### SET PROBLEM:
Give the number of lines in the data that hold the string "white". Nothing else is needed.

________________

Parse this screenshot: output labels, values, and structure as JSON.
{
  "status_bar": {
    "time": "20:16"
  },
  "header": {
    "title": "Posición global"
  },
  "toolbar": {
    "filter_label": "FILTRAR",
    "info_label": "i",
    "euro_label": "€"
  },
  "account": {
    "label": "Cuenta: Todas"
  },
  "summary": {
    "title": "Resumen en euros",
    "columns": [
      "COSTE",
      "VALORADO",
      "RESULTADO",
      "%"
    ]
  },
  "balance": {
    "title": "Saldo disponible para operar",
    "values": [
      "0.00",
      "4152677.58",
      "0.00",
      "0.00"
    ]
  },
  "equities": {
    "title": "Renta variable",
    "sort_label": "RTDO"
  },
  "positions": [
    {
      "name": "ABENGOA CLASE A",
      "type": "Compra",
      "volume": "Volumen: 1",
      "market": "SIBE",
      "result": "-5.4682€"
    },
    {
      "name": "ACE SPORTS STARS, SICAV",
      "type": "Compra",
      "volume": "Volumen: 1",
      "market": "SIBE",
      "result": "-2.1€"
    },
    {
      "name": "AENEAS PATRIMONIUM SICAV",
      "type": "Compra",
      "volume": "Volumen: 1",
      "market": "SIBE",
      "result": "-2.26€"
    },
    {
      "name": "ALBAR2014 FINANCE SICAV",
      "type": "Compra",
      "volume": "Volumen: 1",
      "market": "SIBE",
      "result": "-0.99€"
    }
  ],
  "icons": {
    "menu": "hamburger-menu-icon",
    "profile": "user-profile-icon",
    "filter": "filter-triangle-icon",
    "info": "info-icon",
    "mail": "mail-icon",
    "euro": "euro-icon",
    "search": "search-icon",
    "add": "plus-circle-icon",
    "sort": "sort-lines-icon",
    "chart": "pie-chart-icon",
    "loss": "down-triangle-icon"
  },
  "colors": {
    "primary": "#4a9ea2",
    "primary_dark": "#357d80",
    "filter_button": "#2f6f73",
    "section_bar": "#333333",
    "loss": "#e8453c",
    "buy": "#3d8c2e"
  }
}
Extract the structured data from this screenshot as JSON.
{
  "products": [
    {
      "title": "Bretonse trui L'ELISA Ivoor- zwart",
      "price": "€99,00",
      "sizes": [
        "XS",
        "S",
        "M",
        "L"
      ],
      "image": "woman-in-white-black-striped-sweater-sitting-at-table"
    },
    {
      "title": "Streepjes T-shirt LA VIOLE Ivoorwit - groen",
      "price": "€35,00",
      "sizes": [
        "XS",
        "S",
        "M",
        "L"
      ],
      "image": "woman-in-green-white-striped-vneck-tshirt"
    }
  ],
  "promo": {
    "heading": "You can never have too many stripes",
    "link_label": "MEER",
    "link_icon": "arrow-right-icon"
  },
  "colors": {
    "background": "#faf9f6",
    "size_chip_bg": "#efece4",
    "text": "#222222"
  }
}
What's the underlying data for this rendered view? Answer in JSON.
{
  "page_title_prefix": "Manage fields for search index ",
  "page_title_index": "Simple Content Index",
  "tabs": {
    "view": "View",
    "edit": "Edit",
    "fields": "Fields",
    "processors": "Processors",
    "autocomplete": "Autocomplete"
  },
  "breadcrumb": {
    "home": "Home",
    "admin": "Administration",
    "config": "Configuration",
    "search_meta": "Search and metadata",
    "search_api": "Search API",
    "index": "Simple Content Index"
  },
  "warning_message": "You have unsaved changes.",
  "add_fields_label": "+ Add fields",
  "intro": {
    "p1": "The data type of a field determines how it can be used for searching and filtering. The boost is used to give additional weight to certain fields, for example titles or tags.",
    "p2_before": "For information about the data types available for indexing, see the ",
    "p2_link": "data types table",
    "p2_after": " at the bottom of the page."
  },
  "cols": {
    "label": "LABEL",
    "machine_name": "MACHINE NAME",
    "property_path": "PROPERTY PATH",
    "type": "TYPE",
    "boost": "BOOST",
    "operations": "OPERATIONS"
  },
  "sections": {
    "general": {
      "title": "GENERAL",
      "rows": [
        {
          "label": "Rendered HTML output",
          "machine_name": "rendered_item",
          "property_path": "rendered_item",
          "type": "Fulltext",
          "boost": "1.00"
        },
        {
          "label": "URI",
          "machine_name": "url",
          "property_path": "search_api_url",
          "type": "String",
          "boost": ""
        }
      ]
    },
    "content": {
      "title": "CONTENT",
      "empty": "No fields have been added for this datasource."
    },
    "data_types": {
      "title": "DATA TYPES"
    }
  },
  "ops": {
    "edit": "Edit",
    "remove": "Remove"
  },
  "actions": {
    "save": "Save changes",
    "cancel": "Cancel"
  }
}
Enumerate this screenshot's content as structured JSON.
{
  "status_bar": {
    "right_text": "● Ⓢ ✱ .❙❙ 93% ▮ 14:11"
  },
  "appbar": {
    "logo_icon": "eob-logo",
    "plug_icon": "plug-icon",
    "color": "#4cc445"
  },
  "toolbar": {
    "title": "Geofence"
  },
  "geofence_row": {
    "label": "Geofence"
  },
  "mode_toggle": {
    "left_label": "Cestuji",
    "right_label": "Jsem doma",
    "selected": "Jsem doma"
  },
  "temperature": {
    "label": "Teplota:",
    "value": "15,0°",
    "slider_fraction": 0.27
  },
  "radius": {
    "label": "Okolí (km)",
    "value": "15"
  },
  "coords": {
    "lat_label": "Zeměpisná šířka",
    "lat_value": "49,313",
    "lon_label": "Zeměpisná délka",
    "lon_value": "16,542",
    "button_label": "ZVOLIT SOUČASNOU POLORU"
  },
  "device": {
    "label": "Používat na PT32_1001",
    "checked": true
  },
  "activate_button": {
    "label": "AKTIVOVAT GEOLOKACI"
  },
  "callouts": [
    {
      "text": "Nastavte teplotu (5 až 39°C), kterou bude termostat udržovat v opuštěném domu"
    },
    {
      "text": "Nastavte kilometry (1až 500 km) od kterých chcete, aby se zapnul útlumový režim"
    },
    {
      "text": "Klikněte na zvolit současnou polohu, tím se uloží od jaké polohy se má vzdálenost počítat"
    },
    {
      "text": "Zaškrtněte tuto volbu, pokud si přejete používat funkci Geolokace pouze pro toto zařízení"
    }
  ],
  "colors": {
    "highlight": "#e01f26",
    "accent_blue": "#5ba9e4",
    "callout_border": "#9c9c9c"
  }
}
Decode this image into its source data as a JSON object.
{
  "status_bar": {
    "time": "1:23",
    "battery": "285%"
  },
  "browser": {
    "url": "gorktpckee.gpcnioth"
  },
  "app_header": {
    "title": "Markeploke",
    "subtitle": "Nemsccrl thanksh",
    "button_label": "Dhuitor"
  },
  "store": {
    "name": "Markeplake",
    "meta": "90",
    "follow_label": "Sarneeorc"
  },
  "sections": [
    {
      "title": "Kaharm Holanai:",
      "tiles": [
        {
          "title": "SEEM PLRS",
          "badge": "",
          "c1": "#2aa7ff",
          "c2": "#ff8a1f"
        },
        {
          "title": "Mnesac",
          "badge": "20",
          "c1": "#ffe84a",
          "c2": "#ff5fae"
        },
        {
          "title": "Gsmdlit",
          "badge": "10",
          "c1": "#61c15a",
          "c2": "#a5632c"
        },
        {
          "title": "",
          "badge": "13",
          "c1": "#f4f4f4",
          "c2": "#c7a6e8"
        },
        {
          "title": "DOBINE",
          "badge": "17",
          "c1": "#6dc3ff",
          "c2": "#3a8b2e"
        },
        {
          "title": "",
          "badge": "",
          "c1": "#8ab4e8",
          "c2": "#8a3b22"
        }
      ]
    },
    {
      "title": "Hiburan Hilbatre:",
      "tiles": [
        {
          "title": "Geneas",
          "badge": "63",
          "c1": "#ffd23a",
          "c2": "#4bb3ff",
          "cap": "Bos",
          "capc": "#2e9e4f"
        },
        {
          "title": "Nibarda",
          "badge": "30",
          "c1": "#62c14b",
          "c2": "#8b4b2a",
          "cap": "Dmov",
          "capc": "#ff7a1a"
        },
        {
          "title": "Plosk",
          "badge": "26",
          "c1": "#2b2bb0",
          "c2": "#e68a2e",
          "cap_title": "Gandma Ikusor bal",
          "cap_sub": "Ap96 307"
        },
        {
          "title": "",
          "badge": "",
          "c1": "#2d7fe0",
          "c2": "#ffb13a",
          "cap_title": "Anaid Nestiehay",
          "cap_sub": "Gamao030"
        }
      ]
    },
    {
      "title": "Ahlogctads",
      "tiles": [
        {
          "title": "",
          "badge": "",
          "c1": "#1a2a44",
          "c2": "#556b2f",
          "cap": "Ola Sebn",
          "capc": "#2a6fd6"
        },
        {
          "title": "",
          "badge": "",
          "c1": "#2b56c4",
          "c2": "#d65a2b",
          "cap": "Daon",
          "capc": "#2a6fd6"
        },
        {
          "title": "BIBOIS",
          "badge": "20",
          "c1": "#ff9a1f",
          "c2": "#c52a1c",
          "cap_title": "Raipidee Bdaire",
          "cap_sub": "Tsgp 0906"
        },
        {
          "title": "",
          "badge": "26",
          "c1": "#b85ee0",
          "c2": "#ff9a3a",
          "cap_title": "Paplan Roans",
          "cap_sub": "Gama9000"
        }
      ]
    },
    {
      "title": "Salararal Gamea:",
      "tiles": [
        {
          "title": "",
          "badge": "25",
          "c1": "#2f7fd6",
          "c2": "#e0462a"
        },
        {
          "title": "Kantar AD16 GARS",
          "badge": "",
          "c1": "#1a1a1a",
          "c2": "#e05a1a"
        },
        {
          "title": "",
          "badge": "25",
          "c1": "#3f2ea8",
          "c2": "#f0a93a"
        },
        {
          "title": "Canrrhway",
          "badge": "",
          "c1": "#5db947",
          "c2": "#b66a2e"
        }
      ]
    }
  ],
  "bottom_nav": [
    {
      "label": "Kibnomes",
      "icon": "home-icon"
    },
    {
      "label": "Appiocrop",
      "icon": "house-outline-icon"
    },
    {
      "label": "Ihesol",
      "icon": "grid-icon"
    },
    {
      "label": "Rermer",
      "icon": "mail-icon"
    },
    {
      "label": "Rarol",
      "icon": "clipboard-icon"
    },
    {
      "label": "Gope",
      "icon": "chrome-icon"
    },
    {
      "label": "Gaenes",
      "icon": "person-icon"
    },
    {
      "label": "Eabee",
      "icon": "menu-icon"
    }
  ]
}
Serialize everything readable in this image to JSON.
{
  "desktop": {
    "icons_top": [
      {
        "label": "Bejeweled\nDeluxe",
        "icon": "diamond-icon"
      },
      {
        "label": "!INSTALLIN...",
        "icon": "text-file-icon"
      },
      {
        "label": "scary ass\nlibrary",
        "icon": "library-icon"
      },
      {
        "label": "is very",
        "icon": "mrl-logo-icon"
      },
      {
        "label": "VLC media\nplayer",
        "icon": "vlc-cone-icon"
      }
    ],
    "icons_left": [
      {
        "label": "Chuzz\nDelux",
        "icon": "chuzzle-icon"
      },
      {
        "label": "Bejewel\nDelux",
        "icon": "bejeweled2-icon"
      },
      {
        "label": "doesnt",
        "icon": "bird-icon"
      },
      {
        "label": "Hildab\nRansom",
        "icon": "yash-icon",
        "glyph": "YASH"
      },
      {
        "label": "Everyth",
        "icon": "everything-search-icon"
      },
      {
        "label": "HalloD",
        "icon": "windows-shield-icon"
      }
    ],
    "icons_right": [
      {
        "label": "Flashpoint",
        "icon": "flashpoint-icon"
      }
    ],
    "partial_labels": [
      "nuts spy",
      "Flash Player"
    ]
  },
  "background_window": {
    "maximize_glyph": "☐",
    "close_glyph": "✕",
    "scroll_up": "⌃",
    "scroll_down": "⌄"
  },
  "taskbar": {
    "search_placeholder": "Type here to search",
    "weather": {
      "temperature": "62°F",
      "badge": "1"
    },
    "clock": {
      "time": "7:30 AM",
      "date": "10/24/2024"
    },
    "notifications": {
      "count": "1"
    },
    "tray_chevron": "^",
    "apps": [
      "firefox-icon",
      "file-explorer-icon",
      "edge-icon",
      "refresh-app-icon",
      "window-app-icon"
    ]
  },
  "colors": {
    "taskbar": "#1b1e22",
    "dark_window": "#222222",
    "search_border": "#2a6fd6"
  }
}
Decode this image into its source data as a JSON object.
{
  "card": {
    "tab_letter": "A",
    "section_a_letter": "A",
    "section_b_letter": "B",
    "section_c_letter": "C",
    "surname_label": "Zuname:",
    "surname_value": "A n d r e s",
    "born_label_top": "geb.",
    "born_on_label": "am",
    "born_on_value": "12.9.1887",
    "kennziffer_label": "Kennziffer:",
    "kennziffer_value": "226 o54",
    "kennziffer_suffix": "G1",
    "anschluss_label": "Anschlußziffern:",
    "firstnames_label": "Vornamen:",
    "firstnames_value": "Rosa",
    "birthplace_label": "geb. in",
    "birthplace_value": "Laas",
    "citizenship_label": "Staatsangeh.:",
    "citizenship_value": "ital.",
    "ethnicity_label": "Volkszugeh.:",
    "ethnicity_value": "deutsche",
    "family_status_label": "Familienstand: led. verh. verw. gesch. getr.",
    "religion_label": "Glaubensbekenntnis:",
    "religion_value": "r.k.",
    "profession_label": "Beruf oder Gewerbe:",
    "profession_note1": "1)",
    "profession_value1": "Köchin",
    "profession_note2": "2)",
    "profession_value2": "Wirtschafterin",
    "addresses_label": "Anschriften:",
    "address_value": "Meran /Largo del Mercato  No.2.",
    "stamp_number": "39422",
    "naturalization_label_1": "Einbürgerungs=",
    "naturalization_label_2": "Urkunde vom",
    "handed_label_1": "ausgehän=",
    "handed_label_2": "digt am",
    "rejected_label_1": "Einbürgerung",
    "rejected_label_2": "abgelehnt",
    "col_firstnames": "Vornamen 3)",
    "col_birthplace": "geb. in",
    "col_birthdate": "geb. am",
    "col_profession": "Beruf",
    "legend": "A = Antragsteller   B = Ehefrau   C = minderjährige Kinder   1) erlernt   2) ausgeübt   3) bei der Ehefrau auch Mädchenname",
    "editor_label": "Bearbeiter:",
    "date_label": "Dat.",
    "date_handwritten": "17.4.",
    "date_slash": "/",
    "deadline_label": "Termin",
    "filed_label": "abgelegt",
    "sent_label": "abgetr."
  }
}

________________

### RESPONSE TO THIS TASK:
2